* _Task statement_:
Restate the entries below verbatim.

Data extracted from a collection:
------------------------

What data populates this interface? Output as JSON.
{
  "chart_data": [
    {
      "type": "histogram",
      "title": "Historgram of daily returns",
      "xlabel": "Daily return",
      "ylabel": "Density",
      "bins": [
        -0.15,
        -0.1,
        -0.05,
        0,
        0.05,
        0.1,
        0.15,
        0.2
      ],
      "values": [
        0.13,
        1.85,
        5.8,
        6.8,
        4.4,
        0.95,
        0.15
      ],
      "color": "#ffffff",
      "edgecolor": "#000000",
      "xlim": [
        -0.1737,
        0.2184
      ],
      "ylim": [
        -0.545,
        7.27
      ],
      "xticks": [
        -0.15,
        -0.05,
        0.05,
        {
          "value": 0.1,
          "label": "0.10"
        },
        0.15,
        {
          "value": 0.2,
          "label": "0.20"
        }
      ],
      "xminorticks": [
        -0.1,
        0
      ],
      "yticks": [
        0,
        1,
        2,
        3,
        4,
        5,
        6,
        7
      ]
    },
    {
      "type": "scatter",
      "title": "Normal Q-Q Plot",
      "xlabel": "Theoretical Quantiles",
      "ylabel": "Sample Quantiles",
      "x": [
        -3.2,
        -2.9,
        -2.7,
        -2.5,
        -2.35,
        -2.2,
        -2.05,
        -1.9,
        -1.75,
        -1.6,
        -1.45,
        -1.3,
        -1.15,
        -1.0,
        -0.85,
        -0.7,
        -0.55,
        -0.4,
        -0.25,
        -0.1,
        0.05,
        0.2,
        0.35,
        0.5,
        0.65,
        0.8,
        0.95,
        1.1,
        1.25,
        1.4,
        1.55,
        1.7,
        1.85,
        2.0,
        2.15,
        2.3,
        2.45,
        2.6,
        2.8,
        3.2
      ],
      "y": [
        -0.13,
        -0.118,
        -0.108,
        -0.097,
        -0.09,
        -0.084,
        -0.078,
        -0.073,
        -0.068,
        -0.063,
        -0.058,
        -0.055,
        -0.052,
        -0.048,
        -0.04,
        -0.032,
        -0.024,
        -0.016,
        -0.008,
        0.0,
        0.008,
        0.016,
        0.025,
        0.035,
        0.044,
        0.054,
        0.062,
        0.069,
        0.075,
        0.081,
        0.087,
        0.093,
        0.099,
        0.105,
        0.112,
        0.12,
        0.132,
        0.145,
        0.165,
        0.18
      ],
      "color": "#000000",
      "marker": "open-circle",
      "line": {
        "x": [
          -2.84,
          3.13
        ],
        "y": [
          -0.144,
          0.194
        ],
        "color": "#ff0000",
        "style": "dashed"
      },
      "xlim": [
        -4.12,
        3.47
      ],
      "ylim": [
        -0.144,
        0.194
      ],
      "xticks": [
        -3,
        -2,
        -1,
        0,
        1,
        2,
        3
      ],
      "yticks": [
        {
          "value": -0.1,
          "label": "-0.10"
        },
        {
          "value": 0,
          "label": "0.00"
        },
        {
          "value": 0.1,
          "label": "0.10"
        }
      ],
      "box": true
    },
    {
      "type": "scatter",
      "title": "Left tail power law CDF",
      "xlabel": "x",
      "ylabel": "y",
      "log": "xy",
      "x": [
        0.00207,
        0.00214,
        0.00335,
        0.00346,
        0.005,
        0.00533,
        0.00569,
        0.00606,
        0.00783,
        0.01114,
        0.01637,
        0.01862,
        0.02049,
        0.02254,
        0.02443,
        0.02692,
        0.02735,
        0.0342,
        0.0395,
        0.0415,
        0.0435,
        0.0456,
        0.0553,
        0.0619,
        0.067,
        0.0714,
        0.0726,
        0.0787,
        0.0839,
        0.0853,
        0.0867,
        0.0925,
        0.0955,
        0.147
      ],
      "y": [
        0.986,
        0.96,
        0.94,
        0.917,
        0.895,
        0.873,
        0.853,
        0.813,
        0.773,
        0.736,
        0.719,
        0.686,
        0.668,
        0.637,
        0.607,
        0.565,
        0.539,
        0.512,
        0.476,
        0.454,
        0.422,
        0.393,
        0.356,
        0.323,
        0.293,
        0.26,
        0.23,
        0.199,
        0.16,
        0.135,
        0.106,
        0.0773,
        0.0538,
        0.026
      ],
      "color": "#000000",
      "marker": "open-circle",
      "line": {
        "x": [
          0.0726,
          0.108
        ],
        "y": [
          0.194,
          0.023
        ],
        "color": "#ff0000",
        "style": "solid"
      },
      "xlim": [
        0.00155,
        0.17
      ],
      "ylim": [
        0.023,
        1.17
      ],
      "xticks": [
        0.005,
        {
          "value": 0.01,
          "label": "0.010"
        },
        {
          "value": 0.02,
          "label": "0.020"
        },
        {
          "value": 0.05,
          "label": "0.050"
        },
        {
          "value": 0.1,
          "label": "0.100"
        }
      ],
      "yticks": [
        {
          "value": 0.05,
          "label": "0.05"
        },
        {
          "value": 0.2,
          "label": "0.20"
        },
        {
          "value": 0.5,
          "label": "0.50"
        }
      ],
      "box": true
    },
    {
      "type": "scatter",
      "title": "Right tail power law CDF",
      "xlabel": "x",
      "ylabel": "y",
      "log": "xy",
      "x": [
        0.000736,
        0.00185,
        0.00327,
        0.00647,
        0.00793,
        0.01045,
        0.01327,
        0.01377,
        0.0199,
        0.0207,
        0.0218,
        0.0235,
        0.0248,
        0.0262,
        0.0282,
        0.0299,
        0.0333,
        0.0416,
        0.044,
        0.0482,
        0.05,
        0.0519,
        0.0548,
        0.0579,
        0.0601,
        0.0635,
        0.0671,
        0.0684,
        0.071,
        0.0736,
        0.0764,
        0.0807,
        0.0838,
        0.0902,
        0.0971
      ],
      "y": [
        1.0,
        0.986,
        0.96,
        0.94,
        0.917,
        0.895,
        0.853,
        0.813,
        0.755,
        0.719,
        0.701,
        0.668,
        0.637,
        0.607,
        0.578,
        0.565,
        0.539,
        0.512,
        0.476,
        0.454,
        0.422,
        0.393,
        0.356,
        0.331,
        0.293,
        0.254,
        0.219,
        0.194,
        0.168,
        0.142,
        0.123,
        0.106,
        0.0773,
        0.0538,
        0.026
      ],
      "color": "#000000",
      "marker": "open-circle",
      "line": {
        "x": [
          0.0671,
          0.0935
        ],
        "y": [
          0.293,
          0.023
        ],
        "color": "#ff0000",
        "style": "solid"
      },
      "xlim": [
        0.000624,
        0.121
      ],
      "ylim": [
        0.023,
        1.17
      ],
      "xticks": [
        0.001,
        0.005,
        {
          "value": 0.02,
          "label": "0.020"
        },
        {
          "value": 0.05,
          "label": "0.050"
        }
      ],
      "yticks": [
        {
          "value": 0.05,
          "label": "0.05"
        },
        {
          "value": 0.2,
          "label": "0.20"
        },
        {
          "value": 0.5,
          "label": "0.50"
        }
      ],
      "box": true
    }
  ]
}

------------------------

* _Final result_:
What data populates this interface? Output as JSON.
{
  "chart_data": [
    {
      "type": "histogram",
      "title": "Historgram of daily returns",
      "xlabel": "Daily return",
      "ylabel": "Density",
      "bins": [
        -0.15,
        -0.1,
        -0.05,
        0,
        0.05,
        0.1,
        0.15,
        0.2
      ],
      "values": [
        0.13,
        1.85,
        5.8,
        6.8,
        4.4,
        0.95,
        0.15
      ],
      "color": "#ffffff",
      "edgecolor": "#000000",
      "xlim": [
        -0.1737,
        0.2184
      ],
      "ylim": [
        -0.545,
        7.27
      ],
      "xticks": [
        -0.15,
        -0.05,
        0.05,
        {
          "value": 0.1,
          "label": "0.10"
        },
        0.15,
        {
          "value": 0.2,
          "label": "0.20"
        }
      ],
      "xminorticks": [
        -0.1,
        0
      ],
      "yticks": [
        0,
        1,
        2,
        3,
        4,
        5,
        6,
        7
      ]
    },
    {
      "type": "scatter",
      "title": "Normal Q-Q Plot",
      "xlabel": "Theoretical Quantiles",
      "ylabel": "Sample Quantiles",
      "x": [
        -3.2,
        -2.9,
        -2.7,
        -2.5,
        -2.35,
        -2.2,
        -2.05,
        -1.9,
        -1.75,
        -1.6,
        -1.45,
        -1.3,
        -1.15,
        -1.0,
        -0.85,
        -0.7,
        -0.55,
        -0.4,
        -0.25,
        -0.1,
        0.05,
        0.2,
        0.35,
        0.5,
        0.65,
        0.8,
        0.95,
        1.1,
        1.25,
        1.4,
        1.55,
        1.7,
        1.85,
        2.0,
        2.15,
        2.3,
        2.45,
        2.6,
        2.8,
        3.2
      ],
      "y": [
        -0.13,
        -0.118,
        -0.108,
        -0.097,
        -0.09,
        -0.084,
        -0.078,
        -0.073,
        -0.068,
        -0.063,
        -0.058,
        -0.055,
        -0.052,
        -0.048,
        -0.04,
        -0.032,
        -0.024,
        -0.016,
        -0.008,
        0.0,
        0.008,
        0.016,
        0.025,
        0.035,
        0.044,
        0.054,
        0.062,
        0.069,
        0.075,
        0.081,
        0.087,
        0.093,
        0.099,
        0.105,
        0.112,
        0.12,
        0.132,
        0.145,
        0.165,
        0.18
      ],
      "color": "#000000",
      "marker": "open-circle",
      "line": {
        "x": [
          -2.84,
          3.13
        ],
        "y": [
          -0.144,
          0.194
        ],
        "color": "#ff0000",
        "style": "dashed"
      },
      "xlim": [
        -4.12,
        3.47
      ],
      "ylim": [
        -0.144,
        0.194
      ],
      "xticks": [
        -3,
        -2,
        -1,
        0,
        1,
        2,
        3
      ],
      "yticks": [
        {
          "value": -0.1,
          "label": "-0.10"
        },
        {
          "value": 0,
          "label": "0.00"
        },
        {
          "value": 0.1,
          "label": "0.10"
        }
      ],
      "box": true
    },
    {
      "type": "scatter",
      "title": "Left tail power law CDF",
      "xlabel": "x",
      "ylabel": "y",
      "log": "xy",
      "x": [
        0.00207,
        0.00214,
        0.00335,
        0.00346,
        0.005,
        0.00533,
        0.00569,
        0.00606,
        0.00783,
        0.01114,
        0.01637,
        0.01862,
        0.02049,
        0.02254,
        0.02443,
        0.02692,
        0.02735,
        0.0342,
        0.0395,
        0.0415,
        0.0435,
        0.0456,
        0.0553,
        0.0619,
        0.067,
        0.0714,
        0.0726,
        0.0787,
        0.0839,
        0.0853,
        0.0867,
        0.0925,
        0.0955,
        0.147
      ],
      "y": [
        0.986,
        0.96,
        0.94,
        0.917,
        0.895,
        0.873,
        0.853,
        0.813,
        0.773,
        0.736,
        0.719,
        0.686,
        0.668,
        0.637,
        0.607,
        0.565,
        0.539,
        0.512,
        0.476,
        0.454,
        0.422,
        0.393,
        0.356,
        0.323,
        0.293,
        0.26,
        0.23,
        0.199,
        0.16,
        0.135,
        0.106,
        0.0773,
        0.0538,
        0.026
      ],
      "color": "#000000",
      "marker": "open-circle",
      "line": {
        "x": [
          0.0726,
          0.108
        ],
        "y": [
          0.194,
          0.023
        ],
        "color": "#ff0000",
        "style": "solid"
      },
      "xlim": [
        0.00155,
        0.17
      ],
      "ylim": [
        0.023,
        1.17
      ],
      "xticks": [
        0.005,
        {
          "value": 0.01,
          "label": "0.010"
        },
        {
          "value": 0.02,
          "label": "0.020"
        },
        {
          "value": 0.05,
          "label": "0.050"
        },
        {
          "value": 0.1,
          "label": "0.100"
        }
      ],
      "yticks": [
        {
          "value": 0.05,
          "label": "0.05"
        },
        {
          "value": 0.2,
          "label": "0.20"
        },
        {
          "value": 0.5,
          "label": "0.50"
        }
      ],
      "box": true
    },
    {
      "type": "scatter",
      "title": "Right tail power law CDF",
      "xlabel": "x",
      "ylabel": "y",
      "log": "xy",
      "x": [
        0.000736,
        0.00185,
        0.00327,
        0.00647,
        0.00793,
        0.01045,
        0.01327,
        0.01377,
        0.0199,
        0.0207,
        0.0218,
        0.0235,
        0.0248,
        0.0262,
        0.0282,
        0.0299,
        0.0333,
        0.0416,
        0.044,
        0.0482,
        0.05,
        0.0519,
        0.0548,
        0.0579,
        0.0601,
        0.0635,
        0.0671,
        0.0684,
        0.071,
        0.0736,
        0.0764,
        0.0807,
        0.0838,
        0.0902,
        0.0971
      ],
      "y": [
        1.0,
        0.986,
        0.96,
        0.94,
        0.917,
        0.895,
        0.853,
        0.813,
        0.755,
        0.719,
        0.701,
        0.668,
        0.637,
        0.607,
        0.578,
        0.565,
        0.539,
        0.512,
        0.476,
        0.454,
        0.422,
        0.393,
        0.356,
        0.331,
        0.293,
        0.254,
        0.219,
        0.194,
        0.168,
        0.142,
        0.123,
        0.106,
        0.0773,
        0.0538,
        0.026
      ],
      "color": "#000000",
      "marker": "open-circle",
      "line": {
        "x": [
          0.0671,
          0.0935
        ],
        "y": [
          0.293,
          0.023
        ],
        "color": "#ff0000",
        "style": "solid"
      },
      "xlim": [
        0.000624,
        0.121
      ],
      "ylim": [
        0.023,
        1.17
      ],
      "xticks": [
        0.001,
        0.005,
        {
          "value": 0.02,
          "label": "0.020"
        },
        {
          "value": 0.05,
          "label": "0.050"
        }
      ],
      "yticks": [
        {
          "value": 0.05,
          "label": "0.05"
        },
        {
          "value": 0.2,
          "label": "0.20"
        },
        {
          "value": 0.5,
          "label": "0.50"
        }
      ],
      "box": true
    }
  ]
}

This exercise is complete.